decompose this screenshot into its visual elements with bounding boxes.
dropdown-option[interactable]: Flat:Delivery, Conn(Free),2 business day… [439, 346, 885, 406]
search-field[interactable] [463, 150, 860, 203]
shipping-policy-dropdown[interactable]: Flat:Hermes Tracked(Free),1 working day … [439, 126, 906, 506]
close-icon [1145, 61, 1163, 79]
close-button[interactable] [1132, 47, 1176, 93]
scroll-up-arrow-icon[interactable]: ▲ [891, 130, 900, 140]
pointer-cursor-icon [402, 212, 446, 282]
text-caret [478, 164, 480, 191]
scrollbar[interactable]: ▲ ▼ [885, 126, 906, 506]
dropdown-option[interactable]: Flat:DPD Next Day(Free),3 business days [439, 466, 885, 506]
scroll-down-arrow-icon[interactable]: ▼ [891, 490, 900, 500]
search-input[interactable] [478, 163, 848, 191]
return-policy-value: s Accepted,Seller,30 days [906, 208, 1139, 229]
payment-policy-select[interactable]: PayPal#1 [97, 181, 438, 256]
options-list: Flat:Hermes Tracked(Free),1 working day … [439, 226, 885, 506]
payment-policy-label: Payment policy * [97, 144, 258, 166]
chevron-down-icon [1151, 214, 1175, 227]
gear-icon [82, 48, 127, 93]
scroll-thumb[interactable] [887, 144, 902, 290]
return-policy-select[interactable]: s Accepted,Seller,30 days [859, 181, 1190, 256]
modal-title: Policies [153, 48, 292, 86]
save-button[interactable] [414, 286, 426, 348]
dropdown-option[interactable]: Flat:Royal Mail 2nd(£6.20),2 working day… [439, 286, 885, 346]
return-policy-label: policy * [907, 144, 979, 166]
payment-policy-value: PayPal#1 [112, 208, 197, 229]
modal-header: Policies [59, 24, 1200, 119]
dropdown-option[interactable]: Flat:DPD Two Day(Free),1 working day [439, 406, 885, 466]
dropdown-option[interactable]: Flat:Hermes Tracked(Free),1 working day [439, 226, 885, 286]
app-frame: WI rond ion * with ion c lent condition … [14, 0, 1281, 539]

==

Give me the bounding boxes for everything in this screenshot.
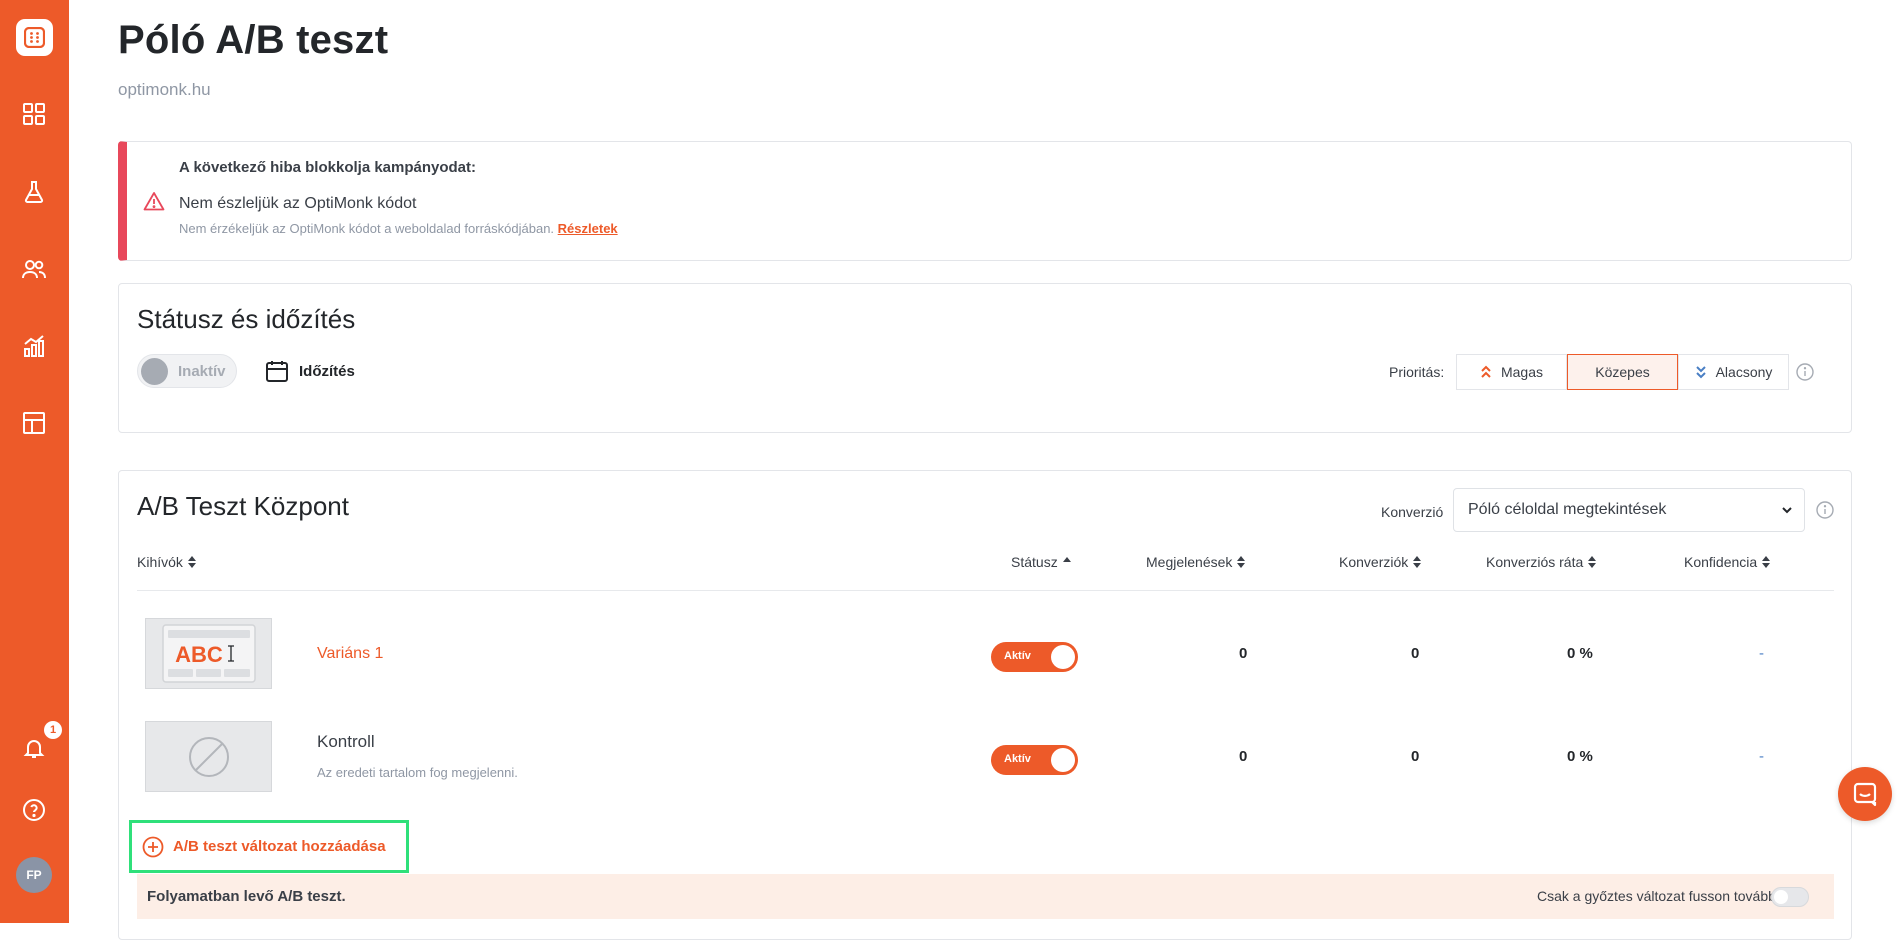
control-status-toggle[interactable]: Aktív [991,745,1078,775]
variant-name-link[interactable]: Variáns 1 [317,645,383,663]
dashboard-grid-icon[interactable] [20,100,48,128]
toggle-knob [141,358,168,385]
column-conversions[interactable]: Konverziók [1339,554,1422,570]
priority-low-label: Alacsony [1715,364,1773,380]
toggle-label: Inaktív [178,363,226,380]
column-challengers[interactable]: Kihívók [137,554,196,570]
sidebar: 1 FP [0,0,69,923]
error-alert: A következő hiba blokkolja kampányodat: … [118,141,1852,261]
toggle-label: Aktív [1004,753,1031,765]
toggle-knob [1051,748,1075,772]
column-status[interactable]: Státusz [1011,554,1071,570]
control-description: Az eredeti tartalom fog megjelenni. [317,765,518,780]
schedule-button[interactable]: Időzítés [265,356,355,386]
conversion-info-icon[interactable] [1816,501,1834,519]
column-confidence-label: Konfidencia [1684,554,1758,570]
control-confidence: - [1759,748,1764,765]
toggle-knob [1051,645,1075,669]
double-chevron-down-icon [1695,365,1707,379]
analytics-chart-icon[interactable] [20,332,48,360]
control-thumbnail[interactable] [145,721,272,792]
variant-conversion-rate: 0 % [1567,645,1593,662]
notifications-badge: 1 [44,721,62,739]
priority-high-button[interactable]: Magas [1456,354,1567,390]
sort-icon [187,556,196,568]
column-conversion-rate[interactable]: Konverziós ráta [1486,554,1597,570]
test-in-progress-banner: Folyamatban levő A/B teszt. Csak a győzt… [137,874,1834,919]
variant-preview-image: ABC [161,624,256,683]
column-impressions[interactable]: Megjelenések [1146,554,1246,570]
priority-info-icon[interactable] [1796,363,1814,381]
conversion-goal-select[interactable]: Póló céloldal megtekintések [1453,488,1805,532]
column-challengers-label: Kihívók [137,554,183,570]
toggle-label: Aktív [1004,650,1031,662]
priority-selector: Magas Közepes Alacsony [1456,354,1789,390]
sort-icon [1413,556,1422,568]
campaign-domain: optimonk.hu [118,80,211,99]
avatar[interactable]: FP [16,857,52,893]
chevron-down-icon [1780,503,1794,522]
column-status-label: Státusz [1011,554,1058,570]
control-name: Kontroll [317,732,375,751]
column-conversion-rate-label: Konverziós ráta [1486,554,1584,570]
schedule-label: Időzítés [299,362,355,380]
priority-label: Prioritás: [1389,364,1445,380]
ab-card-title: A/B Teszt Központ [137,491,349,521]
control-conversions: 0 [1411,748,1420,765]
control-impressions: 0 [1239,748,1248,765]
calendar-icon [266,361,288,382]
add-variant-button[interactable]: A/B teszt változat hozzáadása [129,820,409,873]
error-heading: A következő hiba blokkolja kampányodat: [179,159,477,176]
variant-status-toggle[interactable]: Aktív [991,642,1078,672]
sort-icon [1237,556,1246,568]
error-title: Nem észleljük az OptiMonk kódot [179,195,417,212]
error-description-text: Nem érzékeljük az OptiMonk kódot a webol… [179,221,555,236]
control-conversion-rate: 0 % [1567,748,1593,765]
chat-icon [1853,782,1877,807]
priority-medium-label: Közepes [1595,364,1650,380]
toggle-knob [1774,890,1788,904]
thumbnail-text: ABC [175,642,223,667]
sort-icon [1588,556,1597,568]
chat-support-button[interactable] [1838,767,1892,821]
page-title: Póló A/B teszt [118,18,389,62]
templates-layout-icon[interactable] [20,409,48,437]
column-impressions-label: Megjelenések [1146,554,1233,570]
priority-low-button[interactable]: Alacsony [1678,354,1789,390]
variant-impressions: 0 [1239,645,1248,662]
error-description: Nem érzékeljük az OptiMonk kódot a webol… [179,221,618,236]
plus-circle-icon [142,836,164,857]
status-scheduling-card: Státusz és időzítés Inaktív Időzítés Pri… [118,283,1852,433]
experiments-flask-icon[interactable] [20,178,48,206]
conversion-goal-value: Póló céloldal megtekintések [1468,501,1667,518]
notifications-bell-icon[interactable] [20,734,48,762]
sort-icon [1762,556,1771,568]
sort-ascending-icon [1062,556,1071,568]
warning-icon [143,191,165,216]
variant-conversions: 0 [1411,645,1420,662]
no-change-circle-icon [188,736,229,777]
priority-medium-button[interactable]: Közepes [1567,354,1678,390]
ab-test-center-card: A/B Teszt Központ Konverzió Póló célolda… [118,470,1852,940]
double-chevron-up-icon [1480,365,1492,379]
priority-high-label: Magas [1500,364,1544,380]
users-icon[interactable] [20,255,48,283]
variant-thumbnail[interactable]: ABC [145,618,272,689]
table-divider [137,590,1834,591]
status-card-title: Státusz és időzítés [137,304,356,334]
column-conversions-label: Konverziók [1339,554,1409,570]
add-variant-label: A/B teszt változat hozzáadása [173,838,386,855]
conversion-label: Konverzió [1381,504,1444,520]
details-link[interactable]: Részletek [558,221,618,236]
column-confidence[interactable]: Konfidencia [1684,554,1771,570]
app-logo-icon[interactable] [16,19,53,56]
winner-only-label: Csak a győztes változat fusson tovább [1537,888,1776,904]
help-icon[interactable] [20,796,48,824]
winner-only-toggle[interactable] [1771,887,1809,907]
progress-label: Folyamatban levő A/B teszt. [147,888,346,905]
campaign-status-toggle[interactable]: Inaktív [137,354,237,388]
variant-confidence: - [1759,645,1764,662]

---

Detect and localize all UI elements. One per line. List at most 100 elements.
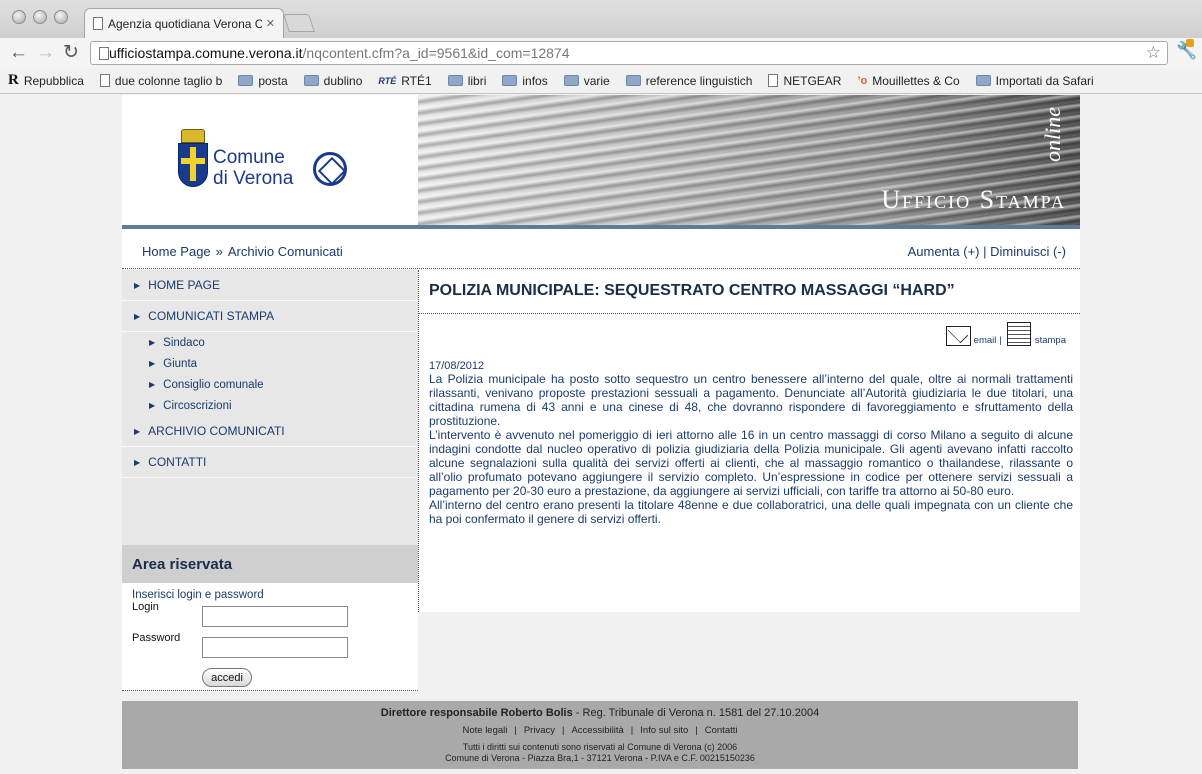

**Exercise aim**
Copy the part of the entries that opens with the line containing "decompose this screenshot" and closes with the line containing "options-list: Flat:Hermes Tracked(Free),1", both of those lines included.

**Task solution**
decompose this screenshot into its visual elements with bounding boxes.
dropdown-option[interactable]: Flat:Delivery, Conn(Free),2 business day… [439, 346, 885, 406]
search-field[interactable] [463, 150, 860, 203]
shipping-policy-dropdown[interactable]: Flat:Hermes Tracked(Free),1 working day … [439, 126, 906, 506]
close-icon [1145, 61, 1163, 79]
close-button[interactable] [1132, 47, 1176, 93]
scroll-up-arrow-icon[interactable]: ▲ [891, 130, 900, 140]
pointer-cursor-icon [402, 212, 446, 282]
text-caret [478, 164, 480, 191]
scrollbar[interactable]: ▲ ▼ [885, 126, 906, 506]
dropdown-option[interactable]: Flat:DPD Next Day(Free),3 business days [439, 466, 885, 506]
scroll-down-arrow-icon[interactable]: ▼ [891, 490, 900, 500]
search-input[interactable] [478, 163, 848, 191]
return-policy-value: s Accepted,Seller,30 days [906, 208, 1139, 229]
payment-policy-select[interactable]: PayPal#1 [97, 181, 438, 256]
options-list: Flat:Hermes Tracked(Free),1 working day … [439, 226, 885, 506]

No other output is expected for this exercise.